### Document
━━━━━━

Il y a des photographies qui touchent à
différents aspects de l'œuvre de la Révolution : la
santé, l'éducation, la culture, les sports. D'autres nous
rappellent des moments d'une importance particulière :
le 1er mai 1980, par exemple, avec la marche le long du
Malecón de plus d'un million de Cubains devant l'ancienne
ambassade des États-Unis, connue sous le nom de Seconde marche
du peuple combattant.
Seconde marche du peuple combattant, le 1er mai 1980
Deux photographies (l'inauguration d'une garderie et la
relance des micro-brigades) évoquent le processus
de rectification qui a été initié en 1986. Le
pays intensifiait les préparatifs pour se défendre, seul,
face aux menaces de Reagan qui, trois ans plus tôt, avait envahi
la Grenade et déclaré sa détermination à
contenir «
l'expansion communiste en Amérique centrale » par le
fer et le feu alors qu'il affûtait sa rhétorique
belliciste contre Cuba et le Nicaragua. Dans cette conjoncture, Fidel
dénonce un ennemi intérieur qui essentiellement est aussi
dangereux que l'ennemi extérieur. La société
cubaine
réalise qu'en son sein, dans sa structure officielle et son
tissu
social, existent des « mécanismes
diaboliques », des « erreurs et des tendances
négatives » qui, en fait, peuvent endommager
irrémédiablement les fondements mêmes de la
Révolution : « il ne s'agit pas ici d'une
campagne ; c'est une grande bataille, un grand processus, une
grande lutte ininterrompue », une «
contre-offensive stratégique » qui fait appel
à la « richesse morale » et à «
l'esprit critique » du peuple pour faire face aux
distorsions, à la corruption, à l'irrationalisme qui
existent dans « la logique » des technocrates, «
la tendance créole vers le chaos, l'anarchie et le manque de
respect de la loi », la démoralisation,
le « copismo » [ attitude visant à copier
les modèles des autres - note de la rédaction],
l'attitude d'éviter la controverse et ce « genre de
mysticisme, de rêve [...] à l'effet que les
mécanismes allaient résoudre tous les
problèmes ».
À gauche : Fidel ouvre une garderie ; à droite, les
micro-brigades sont relancées.
Avec ce processus, avec la volonté de rectifier
et l'autocritique sans détour et courageuse qui l'accompagne,
la Révolution cubaine démontre une nouvelle fois ses
réserves morales, son esprit antibureaucratique, sa
capacité d'autorenouvellement intelligent et de combattre et
surmonter les formes de l'impossible qui pourrait surgir (et ressurgir)

━━━━━━

### Liste des données

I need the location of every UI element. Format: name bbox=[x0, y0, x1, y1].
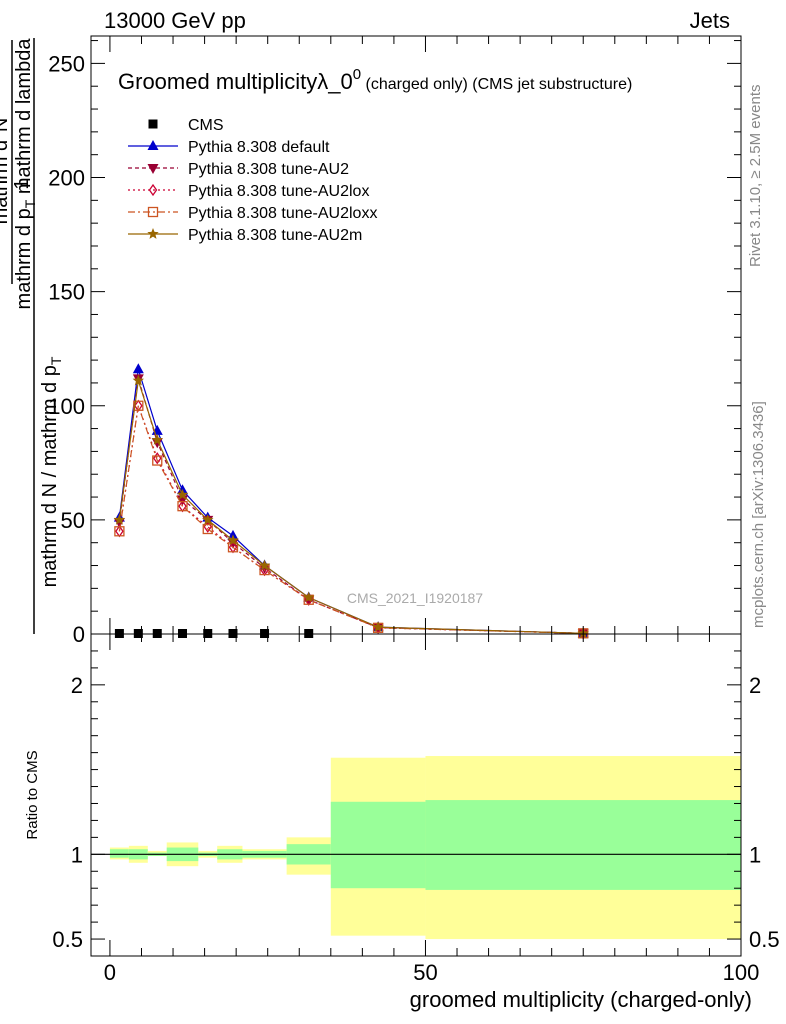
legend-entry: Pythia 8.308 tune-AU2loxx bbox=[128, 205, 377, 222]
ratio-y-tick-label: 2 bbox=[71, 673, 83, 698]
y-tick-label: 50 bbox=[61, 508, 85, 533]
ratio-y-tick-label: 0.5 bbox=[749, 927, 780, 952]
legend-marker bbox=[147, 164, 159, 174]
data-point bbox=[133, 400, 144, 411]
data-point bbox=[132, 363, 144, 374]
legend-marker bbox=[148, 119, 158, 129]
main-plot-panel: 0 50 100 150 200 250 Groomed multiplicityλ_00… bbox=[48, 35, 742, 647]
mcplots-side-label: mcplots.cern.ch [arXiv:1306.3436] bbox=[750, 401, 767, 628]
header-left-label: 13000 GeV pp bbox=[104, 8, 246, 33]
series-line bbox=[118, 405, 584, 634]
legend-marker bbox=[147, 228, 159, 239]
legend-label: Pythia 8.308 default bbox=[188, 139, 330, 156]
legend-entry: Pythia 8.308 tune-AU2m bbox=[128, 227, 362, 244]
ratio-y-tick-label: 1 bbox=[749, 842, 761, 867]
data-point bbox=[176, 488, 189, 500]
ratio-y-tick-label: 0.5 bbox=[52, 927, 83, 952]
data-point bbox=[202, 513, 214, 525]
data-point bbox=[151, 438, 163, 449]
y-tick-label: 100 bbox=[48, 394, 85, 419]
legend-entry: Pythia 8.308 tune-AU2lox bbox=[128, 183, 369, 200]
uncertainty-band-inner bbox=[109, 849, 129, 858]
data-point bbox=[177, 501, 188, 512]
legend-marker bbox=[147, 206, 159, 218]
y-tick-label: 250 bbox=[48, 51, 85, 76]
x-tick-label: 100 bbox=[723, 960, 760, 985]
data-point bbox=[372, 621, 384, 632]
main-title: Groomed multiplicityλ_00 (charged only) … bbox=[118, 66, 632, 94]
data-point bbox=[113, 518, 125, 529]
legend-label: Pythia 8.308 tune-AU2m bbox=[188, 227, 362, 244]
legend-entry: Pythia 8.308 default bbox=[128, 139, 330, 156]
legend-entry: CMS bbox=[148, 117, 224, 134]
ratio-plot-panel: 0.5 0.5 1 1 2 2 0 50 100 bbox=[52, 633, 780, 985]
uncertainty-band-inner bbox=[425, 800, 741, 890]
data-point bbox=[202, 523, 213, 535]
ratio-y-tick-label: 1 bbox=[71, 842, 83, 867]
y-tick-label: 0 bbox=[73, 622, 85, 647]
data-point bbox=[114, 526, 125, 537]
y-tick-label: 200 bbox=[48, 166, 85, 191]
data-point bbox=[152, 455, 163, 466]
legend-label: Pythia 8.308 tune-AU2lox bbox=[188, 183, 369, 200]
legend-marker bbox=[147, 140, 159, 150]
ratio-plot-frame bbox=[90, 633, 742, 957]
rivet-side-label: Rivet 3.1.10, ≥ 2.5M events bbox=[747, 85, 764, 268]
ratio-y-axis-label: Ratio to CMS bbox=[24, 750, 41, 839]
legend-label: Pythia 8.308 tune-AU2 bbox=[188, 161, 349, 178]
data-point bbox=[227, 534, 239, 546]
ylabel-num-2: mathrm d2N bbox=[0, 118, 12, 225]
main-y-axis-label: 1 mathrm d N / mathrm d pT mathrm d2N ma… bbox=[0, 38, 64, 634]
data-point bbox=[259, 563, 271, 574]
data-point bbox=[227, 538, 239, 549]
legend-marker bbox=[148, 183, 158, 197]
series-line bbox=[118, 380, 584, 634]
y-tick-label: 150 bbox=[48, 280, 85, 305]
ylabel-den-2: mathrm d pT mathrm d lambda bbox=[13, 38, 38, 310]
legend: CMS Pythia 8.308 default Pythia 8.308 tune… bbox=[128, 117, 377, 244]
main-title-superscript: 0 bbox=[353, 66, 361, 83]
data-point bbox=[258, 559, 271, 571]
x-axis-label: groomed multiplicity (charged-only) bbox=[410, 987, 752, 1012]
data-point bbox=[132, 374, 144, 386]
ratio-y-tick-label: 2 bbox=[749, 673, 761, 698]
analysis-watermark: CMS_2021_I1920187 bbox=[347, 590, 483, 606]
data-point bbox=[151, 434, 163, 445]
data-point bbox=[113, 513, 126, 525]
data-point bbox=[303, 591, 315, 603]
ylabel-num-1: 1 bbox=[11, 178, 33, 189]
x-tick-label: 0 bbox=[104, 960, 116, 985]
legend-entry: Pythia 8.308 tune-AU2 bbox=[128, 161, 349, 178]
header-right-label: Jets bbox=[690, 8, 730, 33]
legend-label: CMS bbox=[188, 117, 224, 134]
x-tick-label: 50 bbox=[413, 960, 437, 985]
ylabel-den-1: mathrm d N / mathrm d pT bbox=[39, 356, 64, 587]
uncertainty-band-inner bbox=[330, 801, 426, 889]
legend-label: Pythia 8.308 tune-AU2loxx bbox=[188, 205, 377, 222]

━━━━━━

### Travail à faire
a) Dans les enregistrements, recopiez les lignes comprises entre celle qui contient « legend-entry: Pythia 8.308 tune-AU2loxx » et celle qui contient « uncertainty-band-inner bbox=[425, 800, 741, 890] », bornes incluses, en substituant « data-marker » à « data-point » et sans rien changer d'autre.
b) Rédigez la suite du texte sur le processus de rectification de la Révolution cubaine, en reprenant là où il s'arrête.

### Réponses par tâche
a)
legend-entry: Pythia 8.308 tune-AU2loxx bbox=[128, 205, 377, 222]
ratio-y-tick-label: 2 bbox=[71, 673, 83, 698]
y-tick-label: 50 bbox=[61, 508, 85, 533]
ratio-y-tick-label: 0.5 bbox=[749, 927, 780, 952]
legend-marker bbox=[147, 164, 159, 174]
data-marker bbox=[133, 400, 144, 411]
data-marker bbox=[132, 363, 144, 374]
legend-marker bbox=[148, 119, 158, 129]
main-plot-panel: 0 50 100 150 200 250 Groomed multiplicityλ_00… bbox=[48, 35, 742, 647]
mcplots-side-label: mcplots.cern.ch [arXiv:1306.3436] bbox=[750, 401, 767, 628]
header-left-label: 13000 GeV pp bbox=[104, 8, 246, 33]
series-line bbox=[118, 405, 584, 634]
legend-marker bbox=[147, 228, 159, 239]
legend-label: Pythia 8.308 default bbox=[188, 139, 330, 156]
legend-entry: Pythia 8.308 tune-AU2m bbox=[128, 227, 362, 244]
ratio-y-tick-label: 1 bbox=[749, 842, 761, 867]
data-marker bbox=[176, 488, 189, 500]
ratio-y-tick-label: 0.5 bbox=[52, 927, 83, 952]
data-marker bbox=[202, 513, 214, 525]
data-marker bbox=[151, 438, 163, 449]
y-tick-label: 100 bbox=[48, 394, 85, 419]
legend-entry: Pythia 8.308 tune-AU2lox bbox=[128, 183, 369, 200]
uncertainty-band-inner bbox=[109, 849, 129, 858]
data-marker bbox=[177, 501, 188, 512]
legend-marker bbox=[147, 206, 159, 218]
y-tick-label: 250 bbox=[48, 51, 85, 76]
x-tick-label: 100 bbox=[723, 960, 760, 985]
data-marker bbox=[372, 621, 384, 632]
main-title: Groomed multiplicityλ_00 (charged only) … bbox=[118, 66, 632, 94]
data-marker bbox=[113, 518, 125, 529]
legend-label: Pythia 8.308 tune-AU2m bbox=[188, 227, 362, 244]
legend-entry: Pythia 8.308 default bbox=[128, 139, 330, 156]
legend-entry: CMS bbox=[148, 117, 224, 134]
ratio-plot-panel: 0.5 0.5 1 1 2 2 0 50 100 bbox=[52, 633, 780, 985]
uncertainty-band-inner bbox=[425, 800, 741, 890]

b)
en son sein. En fait, lorsque nous exorcisons à partir de
positions révolutionnaires les démons «
créoles » et ceux qui se sont
développés dans d'autres expériences socialistes,
nous n'œuvrons pas seulement pour Cuba « mais pour la cause du
socialisme en général ».
« C'est un long combat
qui je crois ne concerne pas uniquement notre Révolution. Il a
été prouvé que ce problème a surgi à
d'autres endroits. C'est prouvé. Ici des privilèges,
ailleurs quelque chose d'autre, ici et là la
démoralisation, et on en arrive à un point où les
masses, confuses, démoralisées, deviennent les victimes
de quiconque leur
raconte des contes de fées, démagogue,
pseudo-révolutionnaire ou pseudo-démocrate.[10]
Deux de ces centaines d'images ont été
prises lors d'une cérémonie à Camagüey :
la célébration en 1989 du 26 juillet. Il y
avait une bruine qui ne s'arrêtait pas (on voit des gouttes sur
l'uniforme de Fidel et quelques parapluies dépassent de la foule
silencieuse, debout en rangs, écoutant attentivement le
discours), et en
arrière-plan, une fois encore, sur un panneau, un portrait de
Marti, et une citation sur «notre moralité et
notre honneur ». Ce n'est pas simplement une
cérémonie de plus : elle a été tenue
à un moment décisif dans l'histoire du siècle.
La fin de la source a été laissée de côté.